### What you need to do
Write out every line of the material exactly as it appears.

[Extracted data entries]
──────────
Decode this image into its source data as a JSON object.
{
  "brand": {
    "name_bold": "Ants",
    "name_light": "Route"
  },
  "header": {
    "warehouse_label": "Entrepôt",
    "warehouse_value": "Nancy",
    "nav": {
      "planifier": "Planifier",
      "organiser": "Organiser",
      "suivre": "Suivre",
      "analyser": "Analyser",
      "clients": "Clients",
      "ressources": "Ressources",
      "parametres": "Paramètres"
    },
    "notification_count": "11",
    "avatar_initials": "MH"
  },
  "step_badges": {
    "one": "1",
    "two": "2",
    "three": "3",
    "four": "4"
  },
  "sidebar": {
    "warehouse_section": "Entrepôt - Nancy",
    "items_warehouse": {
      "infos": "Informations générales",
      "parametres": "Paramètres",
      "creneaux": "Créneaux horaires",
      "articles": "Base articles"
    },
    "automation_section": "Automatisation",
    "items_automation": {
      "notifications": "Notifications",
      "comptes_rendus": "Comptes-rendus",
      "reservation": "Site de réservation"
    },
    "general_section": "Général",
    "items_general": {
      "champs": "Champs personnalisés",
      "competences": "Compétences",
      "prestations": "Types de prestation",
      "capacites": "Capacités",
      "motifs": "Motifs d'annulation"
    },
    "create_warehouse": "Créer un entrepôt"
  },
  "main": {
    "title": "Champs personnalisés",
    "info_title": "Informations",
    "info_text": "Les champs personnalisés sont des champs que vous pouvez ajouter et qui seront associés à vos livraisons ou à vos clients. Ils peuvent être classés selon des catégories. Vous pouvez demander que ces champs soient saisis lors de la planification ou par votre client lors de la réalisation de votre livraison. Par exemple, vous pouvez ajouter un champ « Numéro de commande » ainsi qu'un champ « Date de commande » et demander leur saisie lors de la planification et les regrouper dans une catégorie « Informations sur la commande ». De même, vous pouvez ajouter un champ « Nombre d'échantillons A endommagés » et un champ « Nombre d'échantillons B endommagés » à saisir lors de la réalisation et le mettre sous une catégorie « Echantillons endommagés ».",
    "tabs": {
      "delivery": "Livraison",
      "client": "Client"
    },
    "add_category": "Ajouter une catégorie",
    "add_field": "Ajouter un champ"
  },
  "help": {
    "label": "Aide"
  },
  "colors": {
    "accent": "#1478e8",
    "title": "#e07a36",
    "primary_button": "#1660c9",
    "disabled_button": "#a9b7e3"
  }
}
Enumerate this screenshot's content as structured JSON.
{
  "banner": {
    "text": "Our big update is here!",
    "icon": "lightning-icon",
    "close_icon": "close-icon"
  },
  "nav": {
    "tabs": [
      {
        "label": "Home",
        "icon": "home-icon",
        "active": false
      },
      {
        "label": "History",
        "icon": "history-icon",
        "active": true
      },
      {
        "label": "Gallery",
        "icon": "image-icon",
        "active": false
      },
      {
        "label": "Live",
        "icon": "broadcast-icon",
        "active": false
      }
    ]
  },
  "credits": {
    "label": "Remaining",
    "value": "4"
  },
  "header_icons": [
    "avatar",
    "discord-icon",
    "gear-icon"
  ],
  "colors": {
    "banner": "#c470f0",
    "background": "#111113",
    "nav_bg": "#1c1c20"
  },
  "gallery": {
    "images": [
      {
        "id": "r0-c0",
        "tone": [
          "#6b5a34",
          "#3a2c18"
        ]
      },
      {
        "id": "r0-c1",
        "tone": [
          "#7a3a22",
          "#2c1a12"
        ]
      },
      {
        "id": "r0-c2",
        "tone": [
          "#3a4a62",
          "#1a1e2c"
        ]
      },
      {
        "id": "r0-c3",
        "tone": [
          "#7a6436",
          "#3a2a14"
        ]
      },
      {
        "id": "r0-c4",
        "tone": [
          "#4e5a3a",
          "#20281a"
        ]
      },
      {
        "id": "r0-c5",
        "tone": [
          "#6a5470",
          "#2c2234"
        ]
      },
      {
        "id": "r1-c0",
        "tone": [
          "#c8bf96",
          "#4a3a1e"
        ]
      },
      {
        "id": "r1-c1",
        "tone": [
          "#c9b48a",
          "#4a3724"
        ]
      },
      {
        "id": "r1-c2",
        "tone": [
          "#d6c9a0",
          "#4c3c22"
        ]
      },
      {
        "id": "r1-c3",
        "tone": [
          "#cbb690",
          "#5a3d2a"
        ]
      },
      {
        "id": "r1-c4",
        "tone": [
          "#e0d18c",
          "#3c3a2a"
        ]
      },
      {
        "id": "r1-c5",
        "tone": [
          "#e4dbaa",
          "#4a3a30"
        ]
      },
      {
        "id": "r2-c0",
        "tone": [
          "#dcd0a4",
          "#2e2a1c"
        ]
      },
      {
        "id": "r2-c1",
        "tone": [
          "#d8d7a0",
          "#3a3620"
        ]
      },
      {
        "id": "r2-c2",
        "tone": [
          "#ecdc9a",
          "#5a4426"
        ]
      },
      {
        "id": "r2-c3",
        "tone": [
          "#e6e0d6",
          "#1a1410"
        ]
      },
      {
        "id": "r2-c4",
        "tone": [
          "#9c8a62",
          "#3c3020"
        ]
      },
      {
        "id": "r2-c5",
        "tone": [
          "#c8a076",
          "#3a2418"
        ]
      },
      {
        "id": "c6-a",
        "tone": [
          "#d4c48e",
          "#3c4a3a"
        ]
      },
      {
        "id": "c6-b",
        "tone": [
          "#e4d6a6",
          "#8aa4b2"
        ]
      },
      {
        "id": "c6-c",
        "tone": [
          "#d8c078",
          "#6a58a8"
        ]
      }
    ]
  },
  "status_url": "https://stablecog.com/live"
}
──────────
### Exercise output
Decode this image into its source data as a JSON object.
{
  "brand": {
    "name_bold": "Ants",
    "name_light": "Route"
  },
  "header": {
    "warehouse_label": "Entrepôt",
    "warehouse_value": "Nancy",
    "nav": {
      "planifier": "Planifier",
      "organiser": "Organiser",
      "suivre": "Suivre",
      "analyser": "Analyser",
      "clients": "Clients",
      "ressources": "Ressources",
      "parametres": "Paramètres"
    },
    "notification_count": "11",
    "avatar_initials": "MH"
  },
  "step_badges": {
    "one": "1",
    "two": "2",
    "three": "3",
    "four": "4"
  },
  "sidebar": {
    "warehouse_section": "Entrepôt - Nancy",
    "items_warehouse": {
      "infos": "Informations générales",
      "parametres": "Paramètres",
      "creneaux": "Créneaux horaires",
      "articles": "Base articles"
    },
    "automation_section": "Automatisation",
    "items_automation": {
      "notifications": "Notifications",
      "comptes_rendus": "Comptes-rendus",
      "reservation": "Site de réservation"
    },
    "general_section": "Général",
    "items_general": {
      "champs": "Champs personnalisés",
      "competences": "Compétences",
      "prestations": "Types de prestation",
      "capacites": "Capacités",
      "motifs": "Motifs d'annulation"
    },
    "create_warehouse": "Créer un entrepôt"
  },
  "main": {
    "title": "Champs personnalisés",
    "info_title": "Informations",
    "info_text": "Les champs personnalisés sont des champs que vous pouvez ajouter et qui seront associés à vos livraisons ou à vos clients. Ils peuvent être classés selon des catégories. Vous pouvez demander que ces champs soient saisis lors de la planification ou par votre client lors de la réalisation de votre livraison. Par exemple, vous pouvez ajouter un champ « Numéro de commande » ainsi qu'un champ « Date de commande » et demander leur saisie lors de la planification et les regrouper dans une catégorie « Informations sur la commande ». De même, vous pouvez ajouter un champ « Nombre d'échantillons A endommagés » et un champ « Nombre d'échantillons B endommagés » à saisir lors de la réalisation et le mettre sous une catégorie « Echantillons endommagés ».",
    "tabs": {
      "delivery": "Livraison",
      "client": "Client"
    },
    "add_category": "Ajouter une catégorie",
    "add_field": "Ajouter un champ"
  },
  "help": {
    "label": "Aide"
  },
  "colors": {
    "accent": "#1478e8",
    "title": "#e07a36",
    "primary_button": "#1660c9",
    "disabled_button": "#a9b7e3"
  }
}
Enumerate this screenshot's content as structured JSON.
{
  "banner": {
    "text": "Our big update is here!",
    "icon": "lightning-icon",
    "close_icon": "close-icon"
  },
  "nav": {
    "tabs": [
      {
        "label": "Home",
        "icon": "home-icon",
        "active": false
      },
      {
        "label": "History",
        "icon": "history-icon",
        "active": true
      },
      {
        "label": "Gallery",
        "icon": "image-icon",
        "active": false
      },
      {
        "label": "Live",
        "icon": "broadcast-icon",
        "active": false
      }
    ]
  },
  "credits": {
    "label": "Remaining",
    "value": "4"
  },
  "header_icons": [
    "avatar",
    "discord-icon",
    "gear-icon"
  ],
  "colors": {
    "banner": "#c470f0",
    "background": "#111113",
    "nav_bg": "#1c1c20"
  },
  "gallery": {
    "images": [
      {
        "id": "r0-c0",
        "tone": [
          "#6b5a34",
          "#3a2c18"
        ]
      },
      {
        "id": "r0-c1",
        "tone": [
          "#7a3a22",
          "#2c1a12"
        ]
      },
      {
        "id": "r0-c2",
        "tone": [
          "#3a4a62",
          "#1a1e2c"
        ]
      },
      {
        "id": "r0-c3",
        "tone": [
          "#7a6436",
          "#3a2a14"
        ]
      },
      {
        "id": "r0-c4",
        "tone": [
          "#4e5a3a",
          "#20281a"
        ]
      },
      {
        "id": "r0-c5",
        "tone": [
          "#6a5470",
          "#2c2234"
        ]
      },
      {
        "id": "r1-c0",
        "tone": [
          "#c8bf96",
          "#4a3a1e"
        ]
      },
      {
        "id": "r1-c1",
        "tone": [
          "#c9b48a",
          "#4a3724"
        ]
      },
      {
        "id": "r1-c2",
        "tone": [
          "#d6c9a0",
          "#4c3c22"
        ]
      },
      {
        "id": "r1-c3",
        "tone": [
          "#cbb690",
          "#5a3d2a"
        ]
      },
      {
        "id": "r1-c4",
        "tone": [
          "#e0d18c",
          "#3c3a2a"
        ]
      },
      {
        "id": "r1-c5",
        "tone": [
          "#e4dbaa",
          "#4a3a30"
        ]
      },
      {
        "id": "r2-c0",
        "tone": [
          "#dcd0a4",
          "#2e2a1c"
        ]
      },
      {
        "id": "r2-c1",
        "tone": [
          "#d8d7a0",
          "#3a3620"
        ]
      },
      {
        "id": "r2-c2",
        "tone": [
          "#ecdc9a",
          "#5a4426"
        ]
      },
      {
        "id": "r2-c3",
        "tone": [
          "#e6e0d6",
          "#1a1410"
        ]
      },
      {
        "id": "r2-c4",
        "tone": [
          "#9c8a62",
          "#3c3020"
        ]
      },
      {
        "id": "r2-c5",
        "tone": [
          "#c8a076",
          "#3a2418"
        ]
      },
      {
        "id": "c6-a",
        "tone": [
          "#d4c48e",
          "#3c4a3a"
        ]
      },
      {
        "id": "c6-b",
        "tone": [
          "#e4d6a6",
          "#8aa4b2"
        ]
      },
      {
        "id": "c6-c",
        "tone": [
          "#d8c078",
          "#6a58a8"
        ]
      }
    ]
  },
  "status_url": "https://stablecog.com/live"
}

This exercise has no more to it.